■ TASK MATERIAL ■

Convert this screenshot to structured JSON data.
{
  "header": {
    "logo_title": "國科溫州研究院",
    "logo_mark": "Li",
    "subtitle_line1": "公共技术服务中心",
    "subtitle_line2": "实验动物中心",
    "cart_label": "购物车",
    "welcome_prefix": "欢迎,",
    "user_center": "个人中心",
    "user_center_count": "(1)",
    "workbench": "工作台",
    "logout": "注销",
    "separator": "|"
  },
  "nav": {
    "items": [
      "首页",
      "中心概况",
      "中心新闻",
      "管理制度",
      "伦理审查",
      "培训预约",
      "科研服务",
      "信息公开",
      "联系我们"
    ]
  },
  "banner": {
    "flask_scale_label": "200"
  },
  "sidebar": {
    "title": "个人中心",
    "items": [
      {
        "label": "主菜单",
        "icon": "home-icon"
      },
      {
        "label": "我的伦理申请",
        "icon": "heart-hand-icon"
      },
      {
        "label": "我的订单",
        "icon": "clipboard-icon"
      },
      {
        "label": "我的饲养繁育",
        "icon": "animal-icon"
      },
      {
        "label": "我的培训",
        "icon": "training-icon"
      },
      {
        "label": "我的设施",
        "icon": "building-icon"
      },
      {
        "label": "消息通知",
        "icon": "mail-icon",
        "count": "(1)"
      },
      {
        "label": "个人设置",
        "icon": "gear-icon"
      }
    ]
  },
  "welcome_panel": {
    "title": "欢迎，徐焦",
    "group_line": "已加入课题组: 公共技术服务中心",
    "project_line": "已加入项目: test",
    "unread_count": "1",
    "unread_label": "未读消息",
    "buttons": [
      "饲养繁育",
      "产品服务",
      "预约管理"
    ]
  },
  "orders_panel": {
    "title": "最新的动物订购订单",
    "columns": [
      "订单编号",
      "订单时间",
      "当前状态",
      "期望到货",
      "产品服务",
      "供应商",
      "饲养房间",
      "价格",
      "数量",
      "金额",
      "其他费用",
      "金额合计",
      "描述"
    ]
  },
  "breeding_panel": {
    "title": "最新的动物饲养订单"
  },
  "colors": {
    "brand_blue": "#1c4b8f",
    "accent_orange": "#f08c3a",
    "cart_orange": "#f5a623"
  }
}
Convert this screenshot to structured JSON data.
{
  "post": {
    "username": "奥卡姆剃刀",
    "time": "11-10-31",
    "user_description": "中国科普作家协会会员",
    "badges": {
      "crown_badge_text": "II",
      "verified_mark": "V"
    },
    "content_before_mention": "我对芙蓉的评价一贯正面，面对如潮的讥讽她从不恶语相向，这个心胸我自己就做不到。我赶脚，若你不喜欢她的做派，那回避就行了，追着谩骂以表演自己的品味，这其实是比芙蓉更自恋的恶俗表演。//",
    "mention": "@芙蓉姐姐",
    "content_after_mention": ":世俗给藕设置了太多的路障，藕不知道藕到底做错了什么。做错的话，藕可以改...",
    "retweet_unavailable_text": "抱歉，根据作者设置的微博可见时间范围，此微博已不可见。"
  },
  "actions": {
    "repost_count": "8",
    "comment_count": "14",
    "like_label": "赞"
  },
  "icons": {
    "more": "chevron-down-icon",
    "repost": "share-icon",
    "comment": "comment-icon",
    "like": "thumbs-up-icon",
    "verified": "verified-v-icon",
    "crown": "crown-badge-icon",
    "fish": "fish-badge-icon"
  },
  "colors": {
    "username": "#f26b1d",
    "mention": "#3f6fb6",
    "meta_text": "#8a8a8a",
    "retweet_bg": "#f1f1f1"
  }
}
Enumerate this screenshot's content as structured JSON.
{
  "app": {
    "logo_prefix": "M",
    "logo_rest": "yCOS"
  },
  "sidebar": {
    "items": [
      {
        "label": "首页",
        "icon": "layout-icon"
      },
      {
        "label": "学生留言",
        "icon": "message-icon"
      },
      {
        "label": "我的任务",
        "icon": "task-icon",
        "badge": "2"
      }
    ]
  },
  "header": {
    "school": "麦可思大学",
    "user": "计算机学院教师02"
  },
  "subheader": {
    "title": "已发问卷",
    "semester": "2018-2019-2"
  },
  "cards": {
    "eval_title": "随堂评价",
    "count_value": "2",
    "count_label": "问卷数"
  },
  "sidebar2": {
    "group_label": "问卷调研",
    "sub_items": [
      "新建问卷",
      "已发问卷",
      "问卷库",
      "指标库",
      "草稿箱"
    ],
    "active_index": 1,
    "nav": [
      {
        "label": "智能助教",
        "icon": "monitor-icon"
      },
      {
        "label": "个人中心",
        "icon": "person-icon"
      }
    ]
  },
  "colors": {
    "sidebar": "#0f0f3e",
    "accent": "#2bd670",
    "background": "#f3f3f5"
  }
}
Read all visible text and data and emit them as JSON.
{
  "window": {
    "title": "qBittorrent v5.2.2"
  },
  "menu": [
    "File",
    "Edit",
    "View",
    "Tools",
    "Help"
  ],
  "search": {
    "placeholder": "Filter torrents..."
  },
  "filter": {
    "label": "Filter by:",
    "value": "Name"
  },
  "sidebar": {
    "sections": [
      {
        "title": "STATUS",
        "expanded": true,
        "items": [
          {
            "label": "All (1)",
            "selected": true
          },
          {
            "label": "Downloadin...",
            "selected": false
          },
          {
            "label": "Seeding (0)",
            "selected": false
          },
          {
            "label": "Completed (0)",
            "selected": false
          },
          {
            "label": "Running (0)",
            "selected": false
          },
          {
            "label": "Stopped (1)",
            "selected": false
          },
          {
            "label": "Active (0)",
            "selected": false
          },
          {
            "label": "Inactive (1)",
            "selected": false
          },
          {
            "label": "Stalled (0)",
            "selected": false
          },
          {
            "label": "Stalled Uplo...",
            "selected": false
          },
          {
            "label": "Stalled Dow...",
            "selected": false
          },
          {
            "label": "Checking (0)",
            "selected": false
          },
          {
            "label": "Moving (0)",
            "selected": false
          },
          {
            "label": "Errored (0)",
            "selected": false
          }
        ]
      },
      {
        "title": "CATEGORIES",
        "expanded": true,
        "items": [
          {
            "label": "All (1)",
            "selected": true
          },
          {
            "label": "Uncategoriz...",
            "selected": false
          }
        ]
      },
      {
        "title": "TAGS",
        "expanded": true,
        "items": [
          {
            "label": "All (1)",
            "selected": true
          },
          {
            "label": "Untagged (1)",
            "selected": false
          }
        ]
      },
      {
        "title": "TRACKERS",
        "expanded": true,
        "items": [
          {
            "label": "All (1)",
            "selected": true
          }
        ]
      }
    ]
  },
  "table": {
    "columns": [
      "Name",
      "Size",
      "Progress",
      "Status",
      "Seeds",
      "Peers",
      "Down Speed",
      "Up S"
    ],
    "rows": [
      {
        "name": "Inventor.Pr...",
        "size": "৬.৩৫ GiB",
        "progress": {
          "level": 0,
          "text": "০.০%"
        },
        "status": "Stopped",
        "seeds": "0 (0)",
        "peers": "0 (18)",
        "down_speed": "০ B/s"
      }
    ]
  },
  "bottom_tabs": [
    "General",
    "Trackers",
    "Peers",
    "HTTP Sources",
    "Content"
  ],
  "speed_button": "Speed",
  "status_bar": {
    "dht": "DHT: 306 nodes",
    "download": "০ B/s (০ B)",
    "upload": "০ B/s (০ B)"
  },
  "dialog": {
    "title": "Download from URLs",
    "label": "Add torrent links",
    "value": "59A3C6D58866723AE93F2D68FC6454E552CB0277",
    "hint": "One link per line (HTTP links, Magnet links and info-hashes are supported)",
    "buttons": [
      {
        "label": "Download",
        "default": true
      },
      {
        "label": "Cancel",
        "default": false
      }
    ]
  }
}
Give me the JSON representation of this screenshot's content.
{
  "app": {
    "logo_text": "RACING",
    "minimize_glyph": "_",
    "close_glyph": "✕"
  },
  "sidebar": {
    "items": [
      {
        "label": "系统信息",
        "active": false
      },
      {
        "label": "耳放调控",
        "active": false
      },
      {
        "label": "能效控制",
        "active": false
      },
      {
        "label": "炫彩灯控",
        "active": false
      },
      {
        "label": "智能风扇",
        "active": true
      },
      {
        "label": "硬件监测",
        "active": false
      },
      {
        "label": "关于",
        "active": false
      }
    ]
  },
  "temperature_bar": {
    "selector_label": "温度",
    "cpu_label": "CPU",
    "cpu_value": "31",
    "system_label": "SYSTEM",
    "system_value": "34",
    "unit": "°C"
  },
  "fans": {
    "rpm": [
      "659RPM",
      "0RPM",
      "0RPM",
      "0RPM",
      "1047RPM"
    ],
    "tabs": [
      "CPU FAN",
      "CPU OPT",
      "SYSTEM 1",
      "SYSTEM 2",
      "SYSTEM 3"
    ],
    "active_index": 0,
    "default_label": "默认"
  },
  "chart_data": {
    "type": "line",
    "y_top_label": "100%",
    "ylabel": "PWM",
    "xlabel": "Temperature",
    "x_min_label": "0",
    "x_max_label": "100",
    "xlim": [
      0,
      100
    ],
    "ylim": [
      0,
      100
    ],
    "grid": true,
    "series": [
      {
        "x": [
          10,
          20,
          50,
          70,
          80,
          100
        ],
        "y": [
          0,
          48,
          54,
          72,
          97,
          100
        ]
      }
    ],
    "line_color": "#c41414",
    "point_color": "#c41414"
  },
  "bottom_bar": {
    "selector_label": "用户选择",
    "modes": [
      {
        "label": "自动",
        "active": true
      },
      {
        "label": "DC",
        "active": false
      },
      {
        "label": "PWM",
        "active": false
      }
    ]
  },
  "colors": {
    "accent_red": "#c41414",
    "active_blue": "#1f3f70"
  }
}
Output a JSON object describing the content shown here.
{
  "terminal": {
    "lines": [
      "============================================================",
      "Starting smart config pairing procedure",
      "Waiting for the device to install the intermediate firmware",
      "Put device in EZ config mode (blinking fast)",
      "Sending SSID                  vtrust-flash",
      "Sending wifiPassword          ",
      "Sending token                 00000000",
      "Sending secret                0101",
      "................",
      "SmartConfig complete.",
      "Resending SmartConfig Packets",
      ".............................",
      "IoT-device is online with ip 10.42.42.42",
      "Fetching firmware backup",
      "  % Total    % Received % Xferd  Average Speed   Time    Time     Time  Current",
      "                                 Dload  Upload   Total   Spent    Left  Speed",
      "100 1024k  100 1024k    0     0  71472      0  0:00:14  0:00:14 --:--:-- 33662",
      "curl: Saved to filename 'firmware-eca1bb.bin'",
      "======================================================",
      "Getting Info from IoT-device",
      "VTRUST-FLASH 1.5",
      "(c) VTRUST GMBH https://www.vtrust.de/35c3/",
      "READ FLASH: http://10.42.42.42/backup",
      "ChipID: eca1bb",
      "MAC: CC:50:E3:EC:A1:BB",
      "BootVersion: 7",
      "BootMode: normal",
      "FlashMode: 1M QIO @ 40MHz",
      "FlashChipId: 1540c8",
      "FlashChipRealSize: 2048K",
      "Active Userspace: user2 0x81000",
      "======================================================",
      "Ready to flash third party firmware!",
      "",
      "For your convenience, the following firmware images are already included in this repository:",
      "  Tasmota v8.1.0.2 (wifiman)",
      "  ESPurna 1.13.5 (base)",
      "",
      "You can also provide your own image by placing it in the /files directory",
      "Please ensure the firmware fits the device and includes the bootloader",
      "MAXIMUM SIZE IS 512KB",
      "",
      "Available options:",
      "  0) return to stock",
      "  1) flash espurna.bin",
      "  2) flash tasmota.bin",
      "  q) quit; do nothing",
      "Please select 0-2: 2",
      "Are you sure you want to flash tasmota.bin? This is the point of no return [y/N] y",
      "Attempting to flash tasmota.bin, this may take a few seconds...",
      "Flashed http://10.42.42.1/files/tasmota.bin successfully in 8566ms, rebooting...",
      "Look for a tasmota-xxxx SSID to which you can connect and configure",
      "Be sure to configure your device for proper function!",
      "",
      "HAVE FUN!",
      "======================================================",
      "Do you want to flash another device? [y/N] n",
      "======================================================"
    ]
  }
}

■ THE PROBLEM ■
Copy every line of the listing that includes the string "return".

■ EXERCISE RESPONSE ■
      "  0) return to stock",
      "Are you sure you want to flash tasmota.bin? This is the point of no return [y/N] y",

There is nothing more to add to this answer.